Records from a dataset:

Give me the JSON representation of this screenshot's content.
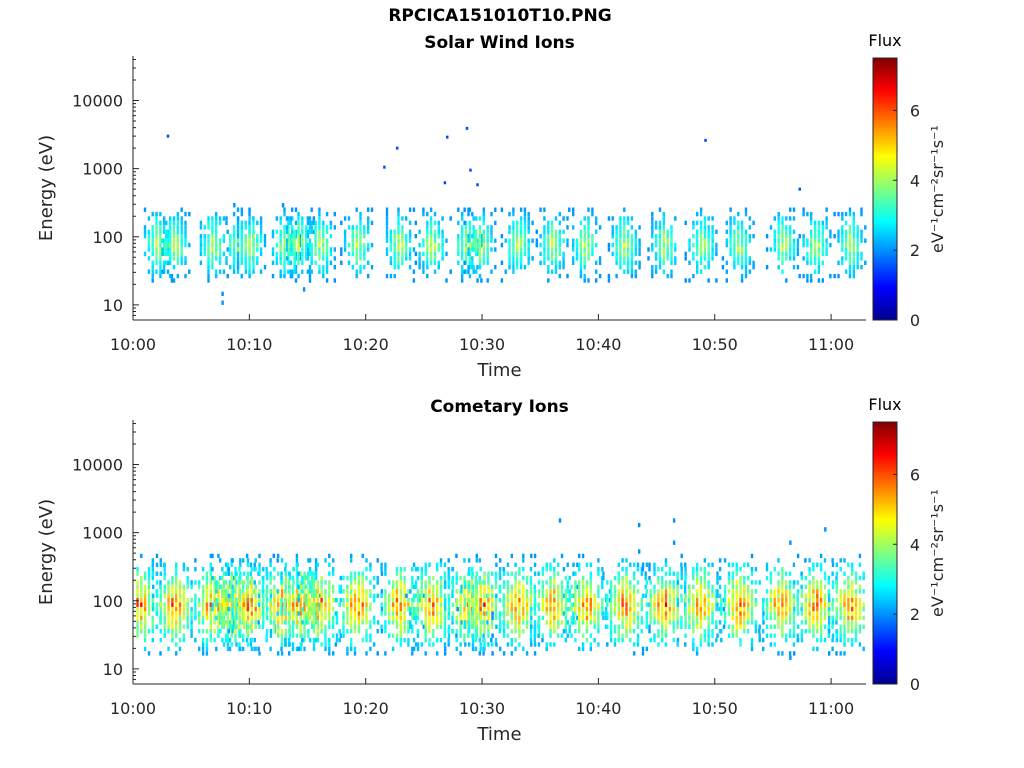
{
  "figure": {
    "title": "RPCICA151010T10.PNG"
  },
  "chart_data": [
    {
      "type": "heatmap",
      "title": "Solar Wind Ions",
      "xlabel": "Time",
      "ylabel": "Energy (eV)",
      "x_ticks": [
        "10:00",
        "10:10",
        "10:20",
        "10:30",
        "10:40",
        "10:50",
        "11:00"
      ],
      "xlim": [
        "10:00",
        "11:03"
      ],
      "y_scale": "log",
      "y_ticks": [
        10,
        100,
        1000,
        10000
      ],
      "ylim": [
        6,
        45000
      ],
      "colorbar": {
        "label": "Flux",
        "unit": "eV⁻¹cm⁻²sr⁻¹s⁻¹",
        "range": [
          0,
          7.5
        ],
        "ticks": [
          0,
          2,
          4,
          6
        ],
        "colormap": "jet"
      },
      "bursts_time_min": [
        2,
        3.5,
        6.8,
        9,
        10,
        13,
        14.2,
        16,
        19.2,
        22.8,
        25.6,
        28.6,
        29.8,
        33,
        36,
        38.8,
        42.2,
        45.6,
        48.8,
        52,
        55.8,
        58.6,
        61.6
      ],
      "peak_flux": 4.5,
      "stray_points": [
        {
          "time_min": 2.9,
          "energy_ev": 3000
        },
        {
          "time_min": 21.5,
          "energy_ev": 1050
        },
        {
          "time_min": 22.6,
          "energy_ev": 2000
        },
        {
          "time_min": 26.9,
          "energy_ev": 2900
        },
        {
          "time_min": 28.6,
          "energy_ev": 3900
        },
        {
          "time_min": 28.9,
          "energy_ev": 950
        },
        {
          "time_min": 26.7,
          "energy_ev": 620
        },
        {
          "time_min": 29.5,
          "energy_ev": 580
        },
        {
          "time_min": 49.1,
          "energy_ev": 2600
        },
        {
          "time_min": 57.2,
          "energy_ev": 500
        }
      ]
    },
    {
      "type": "heatmap",
      "title": "Cometary Ions",
      "xlabel": "Time",
      "ylabel": "Energy (eV)",
      "x_ticks": [
        "10:00",
        "10:10",
        "10:20",
        "10:30",
        "10:40",
        "10:50",
        "11:00"
      ],
      "xlim": [
        "10:00",
        "11:03"
      ],
      "y_scale": "log",
      "y_ticks": [
        10,
        100,
        1000,
        10000
      ],
      "ylim": [
        6,
        45000
      ],
      "colorbar": {
        "label": "Flux",
        "unit": "eV⁻¹cm⁻²sr⁻¹s⁻¹",
        "range": [
          0,
          7.5
        ],
        "ticks": [
          0,
          2,
          4,
          6
        ],
        "colormap": "jet"
      },
      "bursts_time_min": [
        0.5,
        3.5,
        6.8,
        8.6,
        10,
        12.6,
        14.2,
        16,
        19.2,
        22.8,
        25.6,
        28.6,
        30,
        33,
        36,
        38.8,
        42.2,
        45.6,
        48.6,
        52,
        55.6,
        58.6,
        61.6
      ],
      "peak_flux": 6.3
    }
  ]
}
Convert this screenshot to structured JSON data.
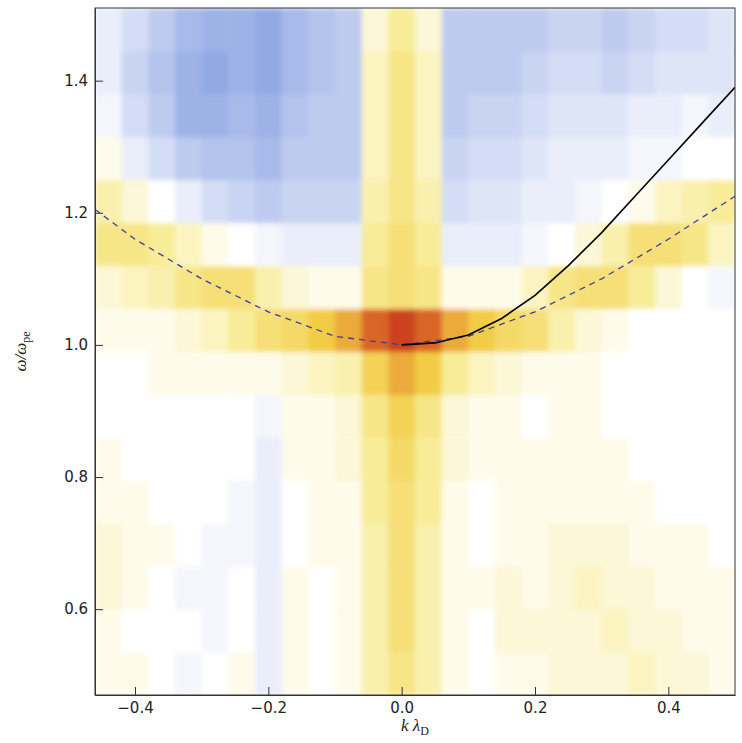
{
  "chart_data": {
    "type": "heatmap",
    "xlabel": {
      "text": "k λ",
      "subscript": "D"
    },
    "ylabel": {
      "text": "ω/ω",
      "subscript": "pe"
    },
    "xlim": [
      -0.46,
      0.5
    ],
    "ylim": [
      0.47,
      1.51
    ],
    "xticks": [
      {
        "value": -0.4,
        "label": "−0.4"
      },
      {
        "value": -0.2,
        "label": "−0.2"
      },
      {
        "value": 0,
        "label": "0.0"
      },
      0.2,
      0.4
    ],
    "yticks": [
      0.6,
      0.8,
      {
        "value": 1,
        "label": "1.0"
      },
      1.2,
      1.4
    ],
    "x_bins": [
      -0.46,
      -0.42,
      -0.38,
      -0.34,
      -0.3,
      -0.26,
      -0.22,
      -0.18,
      -0.14,
      -0.1,
      -0.06,
      -0.02,
      0.02,
      0.06,
      0.1,
      0.14,
      0.18,
      0.22,
      0.26,
      0.3,
      0.34,
      0.38,
      0.42,
      0.46,
      0.5
    ],
    "y_bins": [
      0.47,
      0.535,
      0.6,
      0.665,
      0.73,
      0.795,
      0.86,
      0.925,
      0.99,
      1.055,
      1.12,
      1.185,
      1.25,
      1.315,
      1.38,
      1.445,
      1.51
    ],
    "zlim": [
      -1,
      1
    ],
    "z": [
      [
        0.05,
        0.05,
        0,
        -0.05,
        0,
        0.05,
        -0.1,
        0.05,
        0,
        0.05,
        0.2,
        0.3,
        0.2,
        0.05,
        0,
        0.05,
        0.05,
        0.1,
        0.1,
        0.1,
        0.15,
        0.1,
        0.1,
        0.05
      ],
      [
        0.05,
        0,
        0,
        0,
        -0.05,
        0,
        -0.1,
        0.05,
        0,
        0.05,
        0.2,
        0.35,
        0.2,
        0.05,
        0,
        0.1,
        0.1,
        0.1,
        0.1,
        0.15,
        0.1,
        0.1,
        0.05,
        0.05
      ],
      [
        0.1,
        0.05,
        0,
        -0.05,
        -0.05,
        0,
        -0.1,
        0.05,
        0,
        0.05,
        0.2,
        0.35,
        0.2,
        0.05,
        0.05,
        0.1,
        0.05,
        0.1,
        0.15,
        0.1,
        0.1,
        0.05,
        0.05,
        0.05
      ],
      [
        0.1,
        0.05,
        0.05,
        0,
        -0.05,
        -0.05,
        -0.1,
        0,
        0.05,
        0.05,
        0.2,
        0.35,
        0.2,
        0.05,
        0,
        0.05,
        0.05,
        0.1,
        0.1,
        0.1,
        0.05,
        0.05,
        0.05,
        0
      ],
      [
        0.05,
        0.05,
        0,
        0,
        0,
        -0.05,
        -0.1,
        0,
        0.05,
        0.05,
        0.25,
        0.35,
        0.25,
        0.05,
        0,
        0.05,
        0.05,
        0.05,
        0.05,
        0.05,
        0.05,
        0,
        0,
        0
      ],
      [
        0.05,
        0,
        0,
        0,
        0,
        0,
        -0.1,
        0.05,
        0.05,
        0.1,
        0.25,
        0.4,
        0.25,
        0.1,
        0.05,
        0.05,
        0.05,
        0.05,
        0.05,
        0.05,
        0,
        0,
        0,
        0
      ],
      [
        0,
        0,
        0,
        0,
        0,
        0,
        -0.05,
        0.05,
        0.05,
        0.1,
        0.3,
        0.45,
        0.3,
        0.1,
        0.05,
        0.05,
        0,
        0.05,
        0.05,
        0,
        0,
        0,
        0,
        0
      ],
      [
        0,
        0,
        0.05,
        0.05,
        0.05,
        0.05,
        0.05,
        0.1,
        0.15,
        0.2,
        0.45,
        0.6,
        0.5,
        0.25,
        0.15,
        0.1,
        0.05,
        0.05,
        0.05,
        0,
        0,
        0,
        0,
        0
      ],
      [
        0.05,
        0.05,
        0.05,
        0.1,
        0.15,
        0.25,
        0.35,
        0.4,
        0.5,
        0.6,
        0.8,
        0.9,
        0.8,
        0.6,
        0.5,
        0.4,
        0.35,
        0.2,
        0.1,
        0.05,
        0,
        0,
        0,
        0
      ],
      [
        0.1,
        0.15,
        0.2,
        0.3,
        0.35,
        0.35,
        0.2,
        0.1,
        0.05,
        0.05,
        0.3,
        0.35,
        0.3,
        0.05,
        0.05,
        0.05,
        0.15,
        0.3,
        0.35,
        0.35,
        0.25,
        0.1,
        0,
        -0.05
      ],
      [
        0.3,
        0.3,
        0.25,
        0.15,
        0.05,
        0,
        -0.05,
        -0.1,
        -0.1,
        -0.1,
        0.25,
        0.35,
        0.25,
        -0.1,
        -0.1,
        -0.1,
        -0.05,
        0,
        0.1,
        0.2,
        0.35,
        0.35,
        0.3,
        0.15
      ],
      [
        0.2,
        0.1,
        0,
        -0.1,
        -0.2,
        -0.25,
        -0.3,
        -0.25,
        -0.25,
        -0.25,
        0.2,
        0.3,
        0.2,
        -0.2,
        -0.15,
        -0.15,
        -0.1,
        -0.1,
        -0.05,
        0,
        0.05,
        0.15,
        0.2,
        0.25
      ],
      [
        0.05,
        -0.1,
        -0.2,
        -0.3,
        -0.35,
        -0.35,
        -0.4,
        -0.3,
        -0.3,
        -0.3,
        0.15,
        0.3,
        0.15,
        -0.25,
        -0.2,
        -0.2,
        -0.15,
        -0.1,
        -0.1,
        -0.1,
        -0.05,
        -0.05,
        0,
        0
      ],
      [
        -0.05,
        -0.2,
        -0.3,
        -0.45,
        -0.45,
        -0.4,
        -0.45,
        -0.35,
        -0.3,
        -0.3,
        0.15,
        0.3,
        0.15,
        -0.3,
        -0.25,
        -0.25,
        -0.2,
        -0.15,
        -0.15,
        -0.15,
        -0.1,
        -0.1,
        -0.05,
        -0.1
      ],
      [
        -0.1,
        -0.25,
        -0.35,
        -0.45,
        -0.5,
        -0.45,
        -0.5,
        -0.4,
        -0.35,
        -0.3,
        0.15,
        0.3,
        0.15,
        -0.3,
        -0.3,
        -0.3,
        -0.25,
        -0.2,
        -0.2,
        -0.25,
        -0.2,
        -0.15,
        -0.15,
        -0.15
      ],
      [
        -0.1,
        -0.2,
        -0.3,
        -0.4,
        -0.45,
        -0.45,
        -0.5,
        -0.4,
        -0.35,
        -0.3,
        0.1,
        0.25,
        0.1,
        -0.3,
        -0.3,
        -0.3,
        -0.3,
        -0.25,
        -0.25,
        -0.3,
        -0.25,
        -0.2,
        -0.2,
        -0.15
      ]
    ],
    "series": [
      {
        "type": "line",
        "line_style": "dashed",
        "color": "#3b3f9c",
        "x": [
          -0.46,
          -0.4,
          -0.3,
          -0.2,
          -0.1,
          0,
          0.1,
          0.2,
          0.3,
          0.4,
          0.5
        ],
        "values": [
          1.205,
          1.16,
          1.1,
          1.05,
          1.013,
          1.0,
          1.013,
          1.05,
          1.1,
          1.16,
          1.225
        ]
      },
      {
        "type": "line",
        "line_style": "solid",
        "color": "#000000",
        "x": [
          0,
          0.05,
          0.1,
          0.15,
          0.2,
          0.25,
          0.3,
          0.35,
          0.4,
          0.45,
          0.5
        ],
        "values": [
          1.0,
          1.003,
          1.015,
          1.04,
          1.075,
          1.12,
          1.17,
          1.225,
          1.28,
          1.335,
          1.39
        ]
      }
    ]
  }
}
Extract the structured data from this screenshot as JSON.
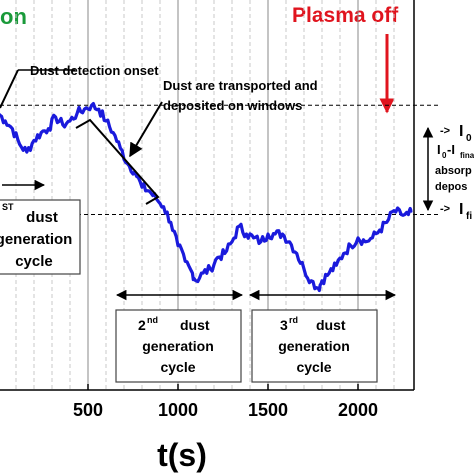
{
  "chart_data": {
    "type": "line",
    "xlabel": "t(s)",
    "xlim": [
      0,
      2300
    ],
    "ylim": [
      0,
      1
    ],
    "x_ticks": [
      500,
      1000,
      1500,
      2000
    ],
    "x_tick_labels": [
      "500",
      "1000",
      "1500",
      "2000"
    ],
    "plasma_on_label": "on",
    "plasma_off_label": "Plasma off",
    "annotations": {
      "onset": "Dust detection onset",
      "transport_line1": "Dust are transported and",
      "transport_line2": "deposited on windows",
      "ref_I0": "I",
      "ref_I0_sub": "0",
      "ref_Ifinal": "I",
      "ref_Ifinal_sub": "fi",
      "absorb_line1": "I",
      "absorb_line1_sub": "0",
      "absorb_line1_rest": "-I",
      "absorb_line1_sub2": "fina",
      "absorb_line2": "absorp",
      "absorb_line3": "depos",
      "arrow_prefix": "->"
    },
    "boxes": [
      {
        "sup": "ST",
        "line1": "dust",
        "line2": "generation",
        "line3": "cycle"
      },
      {
        "ordinal": "2",
        "sup": "nd",
        "line1": "dust",
        "line2": "generation",
        "line3": "cycle"
      },
      {
        "ordinal": "3",
        "sup": "rd",
        "line1": "dust",
        "line2": "generation",
        "line3": "cycle"
      }
    ],
    "I0_level": 0.73,
    "Ifinal_level": 0.45,
    "series": [
      {
        "color": "#1a1adc",
        "x": [
          0,
          40,
          80,
          120,
          160,
          200,
          240,
          280,
          320,
          360,
          400,
          440,
          480,
          520,
          560,
          600,
          640,
          680,
          720,
          760,
          800,
          840,
          880,
          920,
          960,
          1000,
          1040,
          1080,
          1100,
          1140,
          1180,
          1220,
          1260,
          1300,
          1340,
          1380,
          1420,
          1460,
          1500,
          1540,
          1580,
          1620,
          1660,
          1700,
          1740,
          1780,
          1800,
          1840,
          1880,
          1920,
          1960,
          2000,
          2040,
          2080,
          2120,
          2160,
          2200,
          2240,
          2280,
          2300
        ],
        "y": [
          0.71,
          0.69,
          0.67,
          0.63,
          0.61,
          0.64,
          0.66,
          0.67,
          0.7,
          0.68,
          0.69,
          0.71,
          0.72,
          0.73,
          0.72,
          0.69,
          0.66,
          0.62,
          0.58,
          0.56,
          0.52,
          0.51,
          0.49,
          0.47,
          0.43,
          0.37,
          0.33,
          0.3,
          0.28,
          0.3,
          0.31,
          0.34,
          0.35,
          0.38,
          0.42,
          0.4,
          0.39,
          0.38,
          0.4,
          0.4,
          0.4,
          0.38,
          0.35,
          0.31,
          0.28,
          0.26,
          0.28,
          0.3,
          0.32,
          0.35,
          0.37,
          0.39,
          0.38,
          0.39,
          0.41,
          0.43,
          0.46,
          0.45,
          0.45,
          0.46
        ]
      }
    ]
  }
}
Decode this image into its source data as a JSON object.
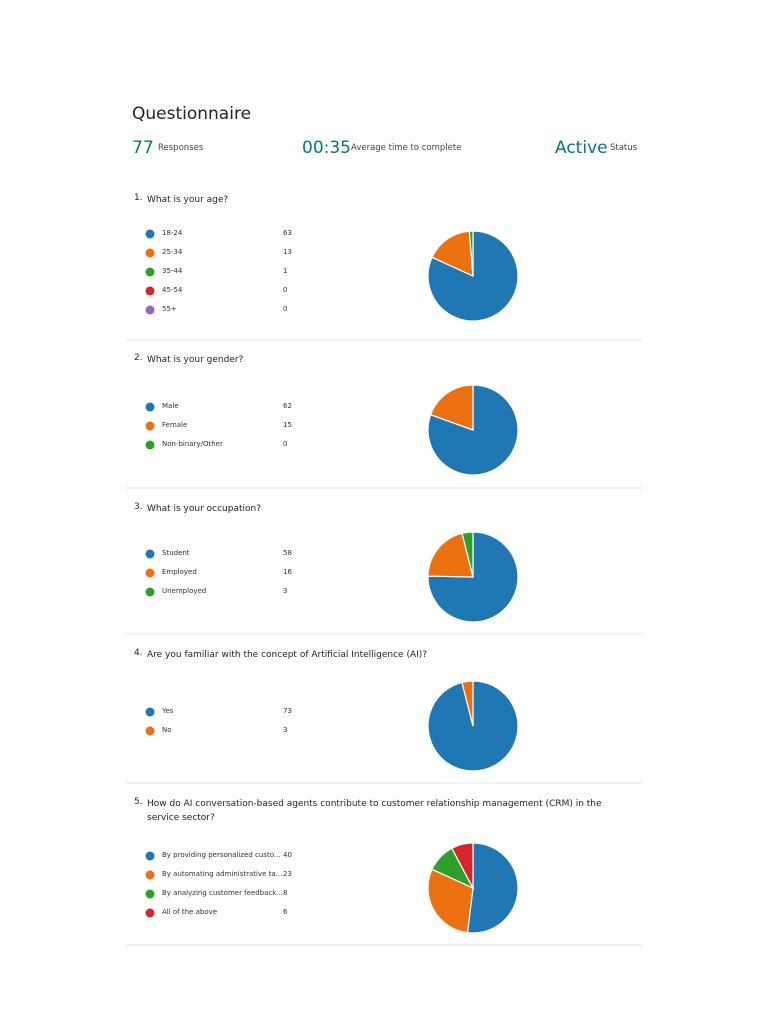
{
  "header": {
    "title": "Questionnaire",
    "stats": [
      {
        "value": "77",
        "label": "Responses"
      },
      {
        "value": "00:35",
        "label": "Average time to complete"
      },
      {
        "value": "Active",
        "label": "Status"
      }
    ]
  },
  "chart_data": [
    {
      "type": "pie",
      "number": "1.",
      "title": "What is your age?",
      "categories": [
        "18-24",
        "25-34",
        "35-44",
        "45-54",
        "55+"
      ],
      "values": [
        63,
        13,
        1,
        0,
        0
      ],
      "colors": [
        "#1f77b4",
        "#ed7010",
        "#2ca02c",
        "#d62728",
        "#9467bd"
      ]
    },
    {
      "type": "pie",
      "number": "2.",
      "title": "What is your gender?",
      "categories": [
        "Male",
        "Female",
        "Non-binary/Other"
      ],
      "values": [
        62,
        15,
        0
      ],
      "colors": [
        "#1f77b4",
        "#ed7010",
        "#2ca02c"
      ]
    },
    {
      "type": "pie",
      "number": "3.",
      "title": "What is your occupation?",
      "categories": [
        "Student",
        "Employed",
        "Unemployed"
      ],
      "values": [
        58,
        16,
        3
      ],
      "colors": [
        "#1f77b4",
        "#ed7010",
        "#2ca02c"
      ]
    },
    {
      "type": "pie",
      "number": "4.",
      "title": "Are you familiar with the concept of Artificial Intelligence (AI)?",
      "categories": [
        "Yes",
        "No"
      ],
      "values": [
        73,
        3
      ],
      "colors": [
        "#1f77b4",
        "#ed7010"
      ]
    },
    {
      "type": "pie",
      "number": "5.",
      "title": "How do AI conversation-based agents contribute to customer relationship management (CRM) in the service sector?",
      "categories": [
        "By providing personalized custo...",
        "By automating administrative ta...",
        "By analyzing customer feedback...",
        "All of the above"
      ],
      "values": [
        40,
        23,
        8,
        6
      ],
      "colors": [
        "#1f77b4",
        "#ed7010",
        "#2ca02c",
        "#d62728"
      ]
    }
  ]
}
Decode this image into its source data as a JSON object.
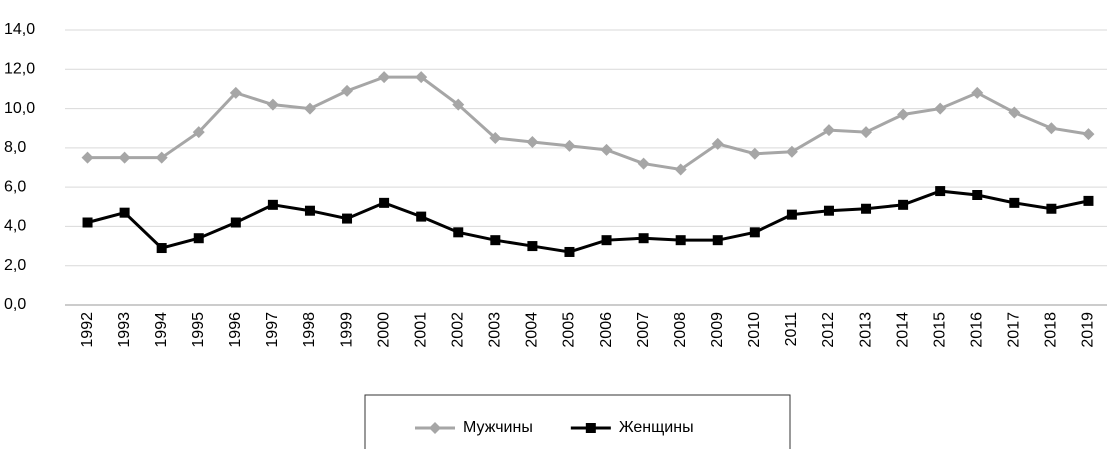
{
  "chart_data": {
    "type": "line",
    "categories": [
      "1992",
      "1993",
      "1994",
      "1995",
      "1996",
      "1997",
      "1998",
      "1999",
      "2000",
      "2001",
      "2002",
      "2003",
      "2004",
      "2005",
      "2006",
      "2007",
      "2008",
      "2009",
      "2010",
      "2011",
      "2012",
      "2013",
      "2014",
      "2015",
      "2016",
      "2017",
      "2018",
      "2019"
    ],
    "series": [
      {
        "name": "Мужчины",
        "color": "#a6a6a6",
        "marker": "diamond",
        "values": [
          7.5,
          7.5,
          7.5,
          8.8,
          10.8,
          10.2,
          10.0,
          10.9,
          11.6,
          11.6,
          10.2,
          8.5,
          8.3,
          8.1,
          7.9,
          7.2,
          6.9,
          8.2,
          7.7,
          7.8,
          8.9,
          8.8,
          9.7,
          10.0,
          10.8,
          9.8,
          9.0,
          8.7
        ]
      },
      {
        "name": "Женщины",
        "color": "#000000",
        "marker": "square",
        "values": [
          4.2,
          4.7,
          2.9,
          3.4,
          4.2,
          5.1,
          4.8,
          4.4,
          5.2,
          4.5,
          3.7,
          3.3,
          3.0,
          2.7,
          3.3,
          3.4,
          3.3,
          3.3,
          3.7,
          4.6,
          4.8,
          4.9,
          5.1,
          5.8,
          5.6,
          5.2,
          4.9,
          5.3
        ]
      }
    ],
    "ylim": [
      0,
      14
    ],
    "yticks": [
      {
        "value": 0,
        "label": "0,0"
      },
      {
        "value": 2,
        "label": "2,0"
      },
      {
        "value": 4,
        "label": "4,0"
      },
      {
        "value": 6,
        "label": "6,0"
      },
      {
        "value": 8,
        "label": "8,0"
      },
      {
        "value": 10,
        "label": "10,0"
      },
      {
        "value": 12,
        "label": "12,0"
      },
      {
        "value": 14,
        "label": "14,0"
      }
    ],
    "grid": true,
    "legend": "bottom"
  }
}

**REQUIREMENT:** Gather each line of the records holding the string "your".

**TASK RESPONSE:**
      "title": "What is your age?",
      "title": "What is your gender?",
      "title": "What is your occupation?",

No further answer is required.